» Required work
Write out the whole listing, matching it exactly.

───── Data entries

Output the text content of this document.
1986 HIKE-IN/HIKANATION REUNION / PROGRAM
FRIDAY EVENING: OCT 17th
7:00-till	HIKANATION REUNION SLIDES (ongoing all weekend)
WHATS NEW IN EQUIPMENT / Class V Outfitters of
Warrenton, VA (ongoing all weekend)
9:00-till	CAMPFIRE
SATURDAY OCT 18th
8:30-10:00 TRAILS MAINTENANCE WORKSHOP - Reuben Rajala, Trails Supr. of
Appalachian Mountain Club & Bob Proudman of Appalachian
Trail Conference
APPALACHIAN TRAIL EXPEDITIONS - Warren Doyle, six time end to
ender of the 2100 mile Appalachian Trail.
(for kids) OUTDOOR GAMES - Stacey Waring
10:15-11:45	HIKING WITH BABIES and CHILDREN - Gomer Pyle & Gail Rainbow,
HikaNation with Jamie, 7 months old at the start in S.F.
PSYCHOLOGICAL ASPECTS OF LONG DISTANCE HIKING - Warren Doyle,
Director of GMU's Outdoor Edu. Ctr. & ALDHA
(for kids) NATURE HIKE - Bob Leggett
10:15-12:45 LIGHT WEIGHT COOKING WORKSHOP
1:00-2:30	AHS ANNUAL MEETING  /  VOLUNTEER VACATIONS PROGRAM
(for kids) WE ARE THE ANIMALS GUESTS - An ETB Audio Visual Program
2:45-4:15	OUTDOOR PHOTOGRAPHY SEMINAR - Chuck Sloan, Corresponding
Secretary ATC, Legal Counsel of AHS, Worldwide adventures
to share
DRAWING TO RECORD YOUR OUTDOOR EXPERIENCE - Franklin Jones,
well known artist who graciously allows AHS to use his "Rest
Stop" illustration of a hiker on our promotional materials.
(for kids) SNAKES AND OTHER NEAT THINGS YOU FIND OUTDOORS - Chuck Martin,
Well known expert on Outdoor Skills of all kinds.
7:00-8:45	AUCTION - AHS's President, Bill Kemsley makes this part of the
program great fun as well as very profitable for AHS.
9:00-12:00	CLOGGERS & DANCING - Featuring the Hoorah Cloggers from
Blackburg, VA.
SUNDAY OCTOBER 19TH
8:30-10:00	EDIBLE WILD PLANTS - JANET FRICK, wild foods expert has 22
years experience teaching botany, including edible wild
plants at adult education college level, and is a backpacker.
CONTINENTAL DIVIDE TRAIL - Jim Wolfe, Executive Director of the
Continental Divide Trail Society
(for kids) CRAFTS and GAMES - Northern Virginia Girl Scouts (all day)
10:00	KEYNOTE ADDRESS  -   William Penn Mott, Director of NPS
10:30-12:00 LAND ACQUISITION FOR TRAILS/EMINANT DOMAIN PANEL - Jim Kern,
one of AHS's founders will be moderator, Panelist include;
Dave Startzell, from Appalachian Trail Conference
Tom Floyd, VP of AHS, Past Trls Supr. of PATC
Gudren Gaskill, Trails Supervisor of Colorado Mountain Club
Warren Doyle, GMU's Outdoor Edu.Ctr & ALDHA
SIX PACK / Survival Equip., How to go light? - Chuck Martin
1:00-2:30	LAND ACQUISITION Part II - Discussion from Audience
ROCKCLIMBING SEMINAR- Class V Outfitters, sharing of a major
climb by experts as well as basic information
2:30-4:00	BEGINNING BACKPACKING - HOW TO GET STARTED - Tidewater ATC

──────────

» The result
Output the text content of this document.
1986 HIKE-IN/HIKANATION REUNION / PROGRAM
FRIDAY EVENING: OCT 17th
7:00-till	HIKANATION REUNION SLIDES (ongoing all weekend)
WHATS NEW IN EQUIPMENT / Class V Outfitters of
Warrenton, VA (ongoing all weekend)
9:00-till	CAMPFIRE
SATURDAY OCT 18th
8:30-10:00 TRAILS MAINTENANCE WORKSHOP - Reuben Rajala, Trails Supr. of
Appalachian Mountain Club & Bob Proudman of Appalachian
Trail Conference
APPALACHIAN TRAIL EXPEDITIONS - Warren Doyle, six time end to
ender of the 2100 mile Appalachian Trail.
(for kids) OUTDOOR GAMES - Stacey Waring
10:15-11:45	HIKING WITH BABIES and CHILDREN - Gomer Pyle & Gail Rainbow,
HikaNation with Jamie, 7 months old at the start in S.F.
PSYCHOLOGICAL ASPECTS OF LONG DISTANCE HIKING - Warren Doyle,
Director of GMU's Outdoor Edu. Ctr. & ALDHA
(for kids) NATURE HIKE - Bob Leggett
10:15-12:45 LIGHT WEIGHT COOKING WORKSHOP
1:00-2:30	AHS ANNUAL MEETING  /  VOLUNTEER VACATIONS PROGRAM
(for kids) WE ARE THE ANIMALS GUESTS - An ETB Audio Visual Program
2:45-4:15	OUTDOOR PHOTOGRAPHY SEMINAR - Chuck Sloan, Corresponding
Secretary ATC, Legal Counsel of AHS, Worldwide adventures
to share
DRAWING TO RECORD YOUR OUTDOOR EXPERIENCE - Franklin Jones,
well known artist who graciously allows AHS to use his "Rest
Stop" illustration of a hiker on our promotional materials.
(for kids) SNAKES AND OTHER NEAT THINGS YOU FIND OUTDOORS - Chuck Martin,
Well known expert on Outdoor Skills of all kinds.
7:00-8:45	AUCTION - AHS's President, Bill Kemsley makes this part of the
program great fun as well as very profitable for AHS.
9:00-12:00	CLOGGERS & DANCING - Featuring the Hoorah Cloggers from
Blackburg, VA.
SUNDAY OCTOBER 19TH
8:30-10:00	EDIBLE WILD PLANTS - JANET FRICK, wild foods expert has 22
years experience teaching botany, including edible wild
plants at adult education college level, and is a backpacker.
CONTINENTAL DIVIDE TRAIL - Jim Wolfe, Executive Director of the
Continental Divide Trail Society
(for kids) CRAFTS and GAMES - Northern Virginia Girl Scouts (all day)
10:00	KEYNOTE ADDRESS  -   William Penn Mott, Director of NPS
10:30-12:00 LAND ACQUISITION FOR TRAILS/EMINANT DOMAIN PANEL - Jim Kern,
one of AHS's founders will be moderator, Panelist include;
Dave Startzell, from Appalachian Trail Conference
Tom Floyd, VP of AHS, Past Trls Supr. of PATC
Gudren Gaskill, Trails Supervisor of Colorado Mountain Club
Warren Doyle, GMU's Outdoor Edu.Ctr & ALDHA
SIX PACK / Survival Equip., How to go light? - Chuck Martin
1:00-2:30	LAND ACQUISITION Part II - Discussion from Audience
ROCKCLIMBING SEMINAR- Class V Outfitters, sharing of a major
climb by experts as well as basic information
2:30-4:00	BEGINNING BACKPACKING - HOW TO GET STARTED - Tidewater ATC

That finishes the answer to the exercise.